• _DOCUMENT EXCERPT_:
START

You will defend, indemnify and hold
Zethos and its affiliates harmless against any actual or threatened claim,
loss, liability, proceeding, governmental investigation or enforcement action
arising out of or relating to any Customer Data or your use or misuse of the
Service (“Claim”). Zethos and its
affiliates will cooperate as fully as reasonably required in the defense of any
Claim, at your expense. Zethos reserves the right, at your expense, to retain
separate counsel for themselves in connection with any Claim or, if you have
not responded reasonably to the applicable Claim, to assume the exclusive
defense and control of any Claim in which you are a named party and that is
otherwise subject to indemnification under this Section. You will pay all
costs, reasonable attorneys’ fees and any settlement amounts or damages awarded
against Zethos in connection with any Claim. You will also be liable to Zethos
for any costs and attorneys’ fees Zethos incurs to successfully establish or
enforce Zethos’s right to indemnification under this
NOTWITHSTANDING ANYTHING TO
THE CONTRARY, ZETHOS AND ITS SUPPLIERS (INCLUDING BUT NOT LIMITED TO ALL
EQUIPMENT AND TECHNOLOGY SUPPLIERS), OFFICERS, AFFILIATES, REPRESENTATIVES,
CONTRACTORS AND EMPLOYEES SHALL NOT BE RESPONSIBLE OR LIABLE WITH RESPECT TO
ANY SUBJECT MATTER OF THESE TERMS OF SERVICE OR TERMS AND CONDITIONS RELATED
THERETO UNDER ANY CONTRACT, NEGLIGENCE, STRICT LIABILITY OR OTHER THEORY:
(A) FOR ERROR OR INTERRUPTION OF USE OR FOR LOSS OR INACCURACY OR
CORRUPTION OF DATA OR COST OF PROCUREMENT OF SUBSTITUTE GOODS, SERVICES OR
TECHNOLOGY OR LOSS OF BUSINESS; (B) FOR ANY INDIRECT, EXEMPLARY,
INCIDENTAL, SPECIAL OR CONSEQUENTIAL DAMAGES (INCLUDING LOST PROFITS);
(C) FOR ANY MATTER BEYOND ZETHOS’ REASONABLE CONTROL; OR (D) FOR ANY
AMOUNTS THAT, TOGETHER WITH AMOUNTS ASSOCIATED WITH ALL OTHER CLAIMS, EXCEED ONE
THOUSAND DOLLARS ($1,000), IN EACH CASE, WHETHER OR NOT ZETHOS HAS BEEN ADVISED
OF THE POSSIBILITY OF SUCH DAMAGES.

END

• _SUPPLIED INFORMATION_:
START

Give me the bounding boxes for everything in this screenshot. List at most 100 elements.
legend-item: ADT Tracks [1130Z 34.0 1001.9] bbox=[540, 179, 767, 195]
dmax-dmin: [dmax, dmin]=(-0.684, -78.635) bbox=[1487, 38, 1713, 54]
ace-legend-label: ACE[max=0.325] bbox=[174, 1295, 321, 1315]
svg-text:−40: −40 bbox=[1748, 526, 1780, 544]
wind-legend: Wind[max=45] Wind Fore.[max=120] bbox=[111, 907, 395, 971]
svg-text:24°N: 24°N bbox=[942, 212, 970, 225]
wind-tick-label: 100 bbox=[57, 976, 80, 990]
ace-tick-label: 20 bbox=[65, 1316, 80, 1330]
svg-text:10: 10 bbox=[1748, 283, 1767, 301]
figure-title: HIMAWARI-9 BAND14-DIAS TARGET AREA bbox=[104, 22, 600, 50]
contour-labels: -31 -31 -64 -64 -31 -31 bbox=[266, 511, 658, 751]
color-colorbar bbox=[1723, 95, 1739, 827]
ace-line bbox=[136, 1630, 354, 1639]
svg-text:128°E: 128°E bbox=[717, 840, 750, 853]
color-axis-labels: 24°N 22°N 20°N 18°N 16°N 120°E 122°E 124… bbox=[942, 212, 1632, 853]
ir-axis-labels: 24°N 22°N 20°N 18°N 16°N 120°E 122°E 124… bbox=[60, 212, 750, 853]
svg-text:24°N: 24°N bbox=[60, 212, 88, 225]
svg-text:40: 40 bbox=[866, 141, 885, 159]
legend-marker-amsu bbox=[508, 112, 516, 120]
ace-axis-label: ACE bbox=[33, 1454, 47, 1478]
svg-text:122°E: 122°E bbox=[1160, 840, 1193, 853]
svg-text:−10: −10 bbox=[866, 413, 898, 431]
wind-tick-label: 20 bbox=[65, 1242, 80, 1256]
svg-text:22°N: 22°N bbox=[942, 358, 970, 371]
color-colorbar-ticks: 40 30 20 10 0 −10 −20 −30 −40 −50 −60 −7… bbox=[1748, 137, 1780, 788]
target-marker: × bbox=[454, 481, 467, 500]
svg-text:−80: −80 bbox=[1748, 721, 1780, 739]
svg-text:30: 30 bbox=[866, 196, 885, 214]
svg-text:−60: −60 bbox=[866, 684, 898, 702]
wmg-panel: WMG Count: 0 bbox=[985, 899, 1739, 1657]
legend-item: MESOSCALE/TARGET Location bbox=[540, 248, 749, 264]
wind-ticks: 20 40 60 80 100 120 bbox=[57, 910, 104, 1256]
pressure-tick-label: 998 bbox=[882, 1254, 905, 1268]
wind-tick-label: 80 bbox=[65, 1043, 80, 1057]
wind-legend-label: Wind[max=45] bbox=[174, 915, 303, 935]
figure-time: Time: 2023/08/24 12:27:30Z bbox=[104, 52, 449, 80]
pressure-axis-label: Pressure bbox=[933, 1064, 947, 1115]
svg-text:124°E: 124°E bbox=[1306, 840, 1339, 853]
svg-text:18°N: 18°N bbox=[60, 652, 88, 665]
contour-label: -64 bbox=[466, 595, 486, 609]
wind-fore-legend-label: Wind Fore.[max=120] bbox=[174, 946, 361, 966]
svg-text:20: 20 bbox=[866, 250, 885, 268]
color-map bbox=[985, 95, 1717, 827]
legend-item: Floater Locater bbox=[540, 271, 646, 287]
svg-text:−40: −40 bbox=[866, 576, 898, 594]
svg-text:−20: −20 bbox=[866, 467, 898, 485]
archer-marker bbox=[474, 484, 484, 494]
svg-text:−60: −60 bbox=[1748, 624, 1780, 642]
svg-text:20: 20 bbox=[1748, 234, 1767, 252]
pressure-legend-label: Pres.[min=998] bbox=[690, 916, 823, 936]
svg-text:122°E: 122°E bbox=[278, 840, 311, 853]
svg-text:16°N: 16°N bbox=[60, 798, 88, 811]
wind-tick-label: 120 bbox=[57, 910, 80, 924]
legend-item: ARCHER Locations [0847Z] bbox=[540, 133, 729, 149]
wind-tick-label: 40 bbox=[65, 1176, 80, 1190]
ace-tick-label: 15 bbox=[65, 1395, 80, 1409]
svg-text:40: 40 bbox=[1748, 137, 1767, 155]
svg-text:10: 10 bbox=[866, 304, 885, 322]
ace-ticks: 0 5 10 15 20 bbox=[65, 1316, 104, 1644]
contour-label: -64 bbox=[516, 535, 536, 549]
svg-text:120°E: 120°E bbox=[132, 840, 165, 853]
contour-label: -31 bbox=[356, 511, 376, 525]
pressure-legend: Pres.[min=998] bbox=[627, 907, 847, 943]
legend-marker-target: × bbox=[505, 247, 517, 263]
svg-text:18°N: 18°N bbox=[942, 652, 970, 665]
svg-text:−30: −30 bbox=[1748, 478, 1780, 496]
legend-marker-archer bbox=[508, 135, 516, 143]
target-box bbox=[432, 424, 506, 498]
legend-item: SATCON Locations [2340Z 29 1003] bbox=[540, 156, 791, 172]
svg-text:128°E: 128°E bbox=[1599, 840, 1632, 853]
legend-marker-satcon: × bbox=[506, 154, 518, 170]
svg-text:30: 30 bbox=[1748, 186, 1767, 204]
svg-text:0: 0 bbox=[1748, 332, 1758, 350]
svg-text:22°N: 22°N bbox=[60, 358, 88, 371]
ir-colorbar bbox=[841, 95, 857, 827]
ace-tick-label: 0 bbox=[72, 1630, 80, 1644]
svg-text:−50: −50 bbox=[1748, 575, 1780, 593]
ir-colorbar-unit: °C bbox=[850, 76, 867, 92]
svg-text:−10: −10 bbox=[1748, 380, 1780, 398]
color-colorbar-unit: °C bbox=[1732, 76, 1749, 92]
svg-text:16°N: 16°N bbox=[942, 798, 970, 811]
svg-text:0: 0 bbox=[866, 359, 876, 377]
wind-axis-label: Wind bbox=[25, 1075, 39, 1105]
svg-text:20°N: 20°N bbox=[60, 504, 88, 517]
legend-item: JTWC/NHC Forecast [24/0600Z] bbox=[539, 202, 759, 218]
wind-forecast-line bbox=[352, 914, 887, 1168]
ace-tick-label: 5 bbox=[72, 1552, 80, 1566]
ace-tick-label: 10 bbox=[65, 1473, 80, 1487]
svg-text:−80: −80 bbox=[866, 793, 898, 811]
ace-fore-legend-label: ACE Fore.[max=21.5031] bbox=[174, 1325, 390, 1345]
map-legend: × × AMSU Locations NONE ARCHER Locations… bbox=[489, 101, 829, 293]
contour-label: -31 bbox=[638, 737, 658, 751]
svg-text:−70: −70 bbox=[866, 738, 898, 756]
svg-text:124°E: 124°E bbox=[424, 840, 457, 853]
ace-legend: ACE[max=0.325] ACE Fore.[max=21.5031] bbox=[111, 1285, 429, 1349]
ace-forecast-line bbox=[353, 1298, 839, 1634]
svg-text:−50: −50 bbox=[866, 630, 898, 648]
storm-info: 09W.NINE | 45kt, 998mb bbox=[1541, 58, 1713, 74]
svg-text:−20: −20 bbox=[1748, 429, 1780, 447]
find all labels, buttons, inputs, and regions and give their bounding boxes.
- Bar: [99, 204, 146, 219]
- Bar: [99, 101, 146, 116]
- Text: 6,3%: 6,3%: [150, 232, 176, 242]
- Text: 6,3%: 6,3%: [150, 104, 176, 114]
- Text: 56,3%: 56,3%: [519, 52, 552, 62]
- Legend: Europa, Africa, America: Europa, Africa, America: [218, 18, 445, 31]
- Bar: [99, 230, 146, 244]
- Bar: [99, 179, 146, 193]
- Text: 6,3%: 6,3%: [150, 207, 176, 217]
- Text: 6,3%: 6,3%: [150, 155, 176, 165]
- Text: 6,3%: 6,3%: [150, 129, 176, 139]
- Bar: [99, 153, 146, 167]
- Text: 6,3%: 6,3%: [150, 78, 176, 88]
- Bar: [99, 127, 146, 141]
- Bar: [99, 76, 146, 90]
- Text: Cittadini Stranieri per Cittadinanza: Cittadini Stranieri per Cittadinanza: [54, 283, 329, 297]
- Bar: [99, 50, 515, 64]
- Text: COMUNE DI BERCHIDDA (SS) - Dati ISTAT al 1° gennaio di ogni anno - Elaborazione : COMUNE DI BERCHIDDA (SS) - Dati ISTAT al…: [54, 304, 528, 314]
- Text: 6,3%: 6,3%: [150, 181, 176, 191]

END

• _DIRECTIVES_:
1. Output the records as a Markdown table with columns Row and Line, from the first line of the records through the line containing "color-axis-labels: 24°N 22°N", both ends included and blank lines skipped.
2. Write what comes next in the terms-of-service excerpt on indemnification and liability limits.

• _THE RESPONSES_:
1.
| Row | Line |
|---|---|
| 1 | Give me the bounding boxes for everything in this screenshot. List at most 100 elements. |
| 2 | legend-item: ADT Tracks [1130Z 34.0 1001.9] bbox=[540, 179, 767, 195] |
| 3 | dmax-dmin: [dmax, dmin]=(-0.684, -78.635) bbox=[1487, 38, 1713, 54] |
| 4 | ace-legend-label: ACE[max=0.325] bbox=[174, 1295, 321, 1315] |
| 5 | svg-text:−40: −40 bbox=[1748, 526, 1780, 544] |
| 6 | wind-legend: Wind[max=45] Wind Fore.[max=120] bbox=[111, 907, 395, 971] |
| 7 | svg-text:24°N: 24°N bbox=[942, 212, 970, 225] |
| 8 | wind-tick-label: 100 bbox=[57, 976, 80, 990] |
| 9 | ace-tick-label: 20 bbox=[65, 1316, 80, 1330] |
| 10 | svg-text:10: 10 bbox=[1748, 283, 1767, 301] |
| 11 | figure-title: HIMAWARI-9 BAND14-DIAS TARGET AREA bbox=[104, 22, 600, 50] |
| 12 | contour-labels: -31 -31 -64 -64 -31 -31 bbox=[266, 511, 658, 751] |
| 13 | color-colorbar bbox=[1723, 95, 1739, 827] |
| 14 | ace-line bbox=[136, 1630, 354, 1639] |
| 15 | svg-text:128°E: 128°E bbox=[717, 840, 750, 853] |
| 16 | color-axis-labels: 24°N 22°N 20°N 18°N 16°N 120°E 122°E 124… bbox=[942, 212, 1632, 853] |

2.
You and Zethos agree
to resolve any dispute arising under these Terms of Service or in relation to
the Service by binding arbitration in San Francisco, California, or in another
location that both parties agree to.
This applies to all claims under any legal theory, unless the claim fits
in one the exceptions below. It also applies even after you have stopped using
your Zethos account or have deleted it. If the parties have a dispute about
whether this agreement to arbitrate can be enforced or applies to such dispute,
the parties agree that the arbitrator will decide that too.
You and Zethos agree
that the parties will go to court to resolve disputes relating to your or Zethos’ intellectual property (e.g., trademarks, trade
dress, domain names, trade secrets, copyrights or patents). Also, either party can bring a claim in small
claims court either in San Francisco, California. In addition, if either party brings a claim
in court that should be arbitrated or either party refuses to arbitrate a claim
that should be arbitrated, the other party can ask a court to force the parties
to go to arbitration to resolve the claim (i.e., compel arbitration). Either
party may also ask a court to halt a court proceeding while an arbitration
proceeding is ongoing.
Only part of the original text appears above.